## SET EXERCISE
Without the pictures, reproduce the records that follow exactly.

## RECORD EXTRACTS
++++++++++++++++++++

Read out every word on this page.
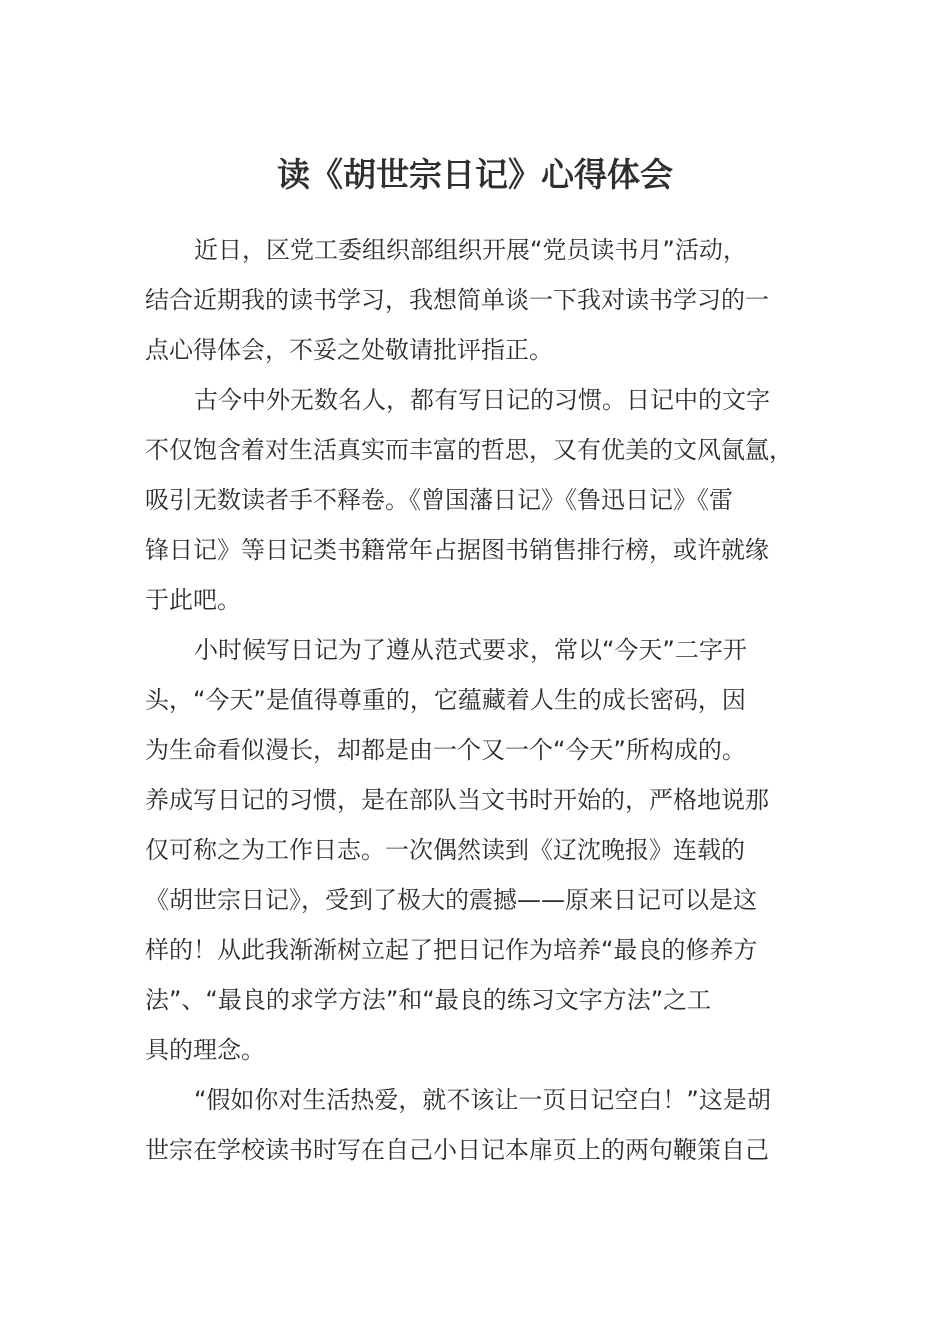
读《胡世宗日记》心得体会
近日，区党工委组织部组织开展“党员读书月”活动，
结合近期我的读书学习，我想简单谈一下我对读书学习的一
点心得体会，不妥之处敬请批评指正。
古今中外无数名人，都有写日记的习惯。日记中的文字
不仅饱含着对生活真实而丰富的哲思，又有优美的文风氤氲，
吸引无数读者手不释卷。《曾国藩日记》《鲁迅日记》《雷
锋日记》等日记类书籍常年占据图书销售排行榜，或许就缘
于此吧。
小时候写日记为了遵从范式要求，常以“今天”二字开
头，“今天”是值得尊重的，它蕴藏着人生的成长密码，因
为生命看似漫长，却都是由一个又一个“今天”所构成的。
养成写日记的习惯，是在部队当文书时开始的，严格地说那
仅可称之为工作日志。一次偶然读到《辽沈晚报》连载的
《胡世宗日记》，受到了极大的震撼——原来日记可以是这
样的！从此我渐渐树立起了把日记作为培养“最良的修养方
法”、“最良的求学方法”和“最良的练习文字方法”之工
具的理念。
“假如你对生活热爱，就不该让一页日记空白！”这是胡
世宗在学校读书时写在自己小日记本扉页上的两句鞭策自己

++++++++++++++++++++

## RESPONSE
Read out every word on this page.
读《胡世宗日记》心得体会
近日，区党工委组织部组织开展“党员读书月”活动，
结合近期我的读书学习，我想简单谈一下我对读书学习的一
点心得体会，不妥之处敬请批评指正。
古今中外无数名人，都有写日记的习惯。日记中的文字
不仅饱含着对生活真实而丰富的哲思，又有优美的文风氤氲，
吸引无数读者手不释卷。《曾国藩日记》《鲁迅日记》《雷
锋日记》等日记类书籍常年占据图书销售排行榜，或许就缘
于此吧。
小时候写日记为了遵从范式要求，常以“今天”二字开
头，“今天”是值得尊重的，它蕴藏着人生的成长密码，因
为生命看似漫长，却都是由一个又一个“今天”所构成的。
养成写日记的习惯，是在部队当文书时开始的，严格地说那
仅可称之为工作日志。一次偶然读到《辽沈晚报》连载的
《胡世宗日记》，受到了极大的震撼——原来日记可以是这
样的！从此我渐渐树立起了把日记作为培养“最良的修养方
法”、“最良的求学方法”和“最良的练习文字方法”之工
具的理念。
“假如你对生活热爱，就不该让一页日记空白！”这是胡
世宗在学校读书时写在自己小日记本扉页上的两句鞭策自己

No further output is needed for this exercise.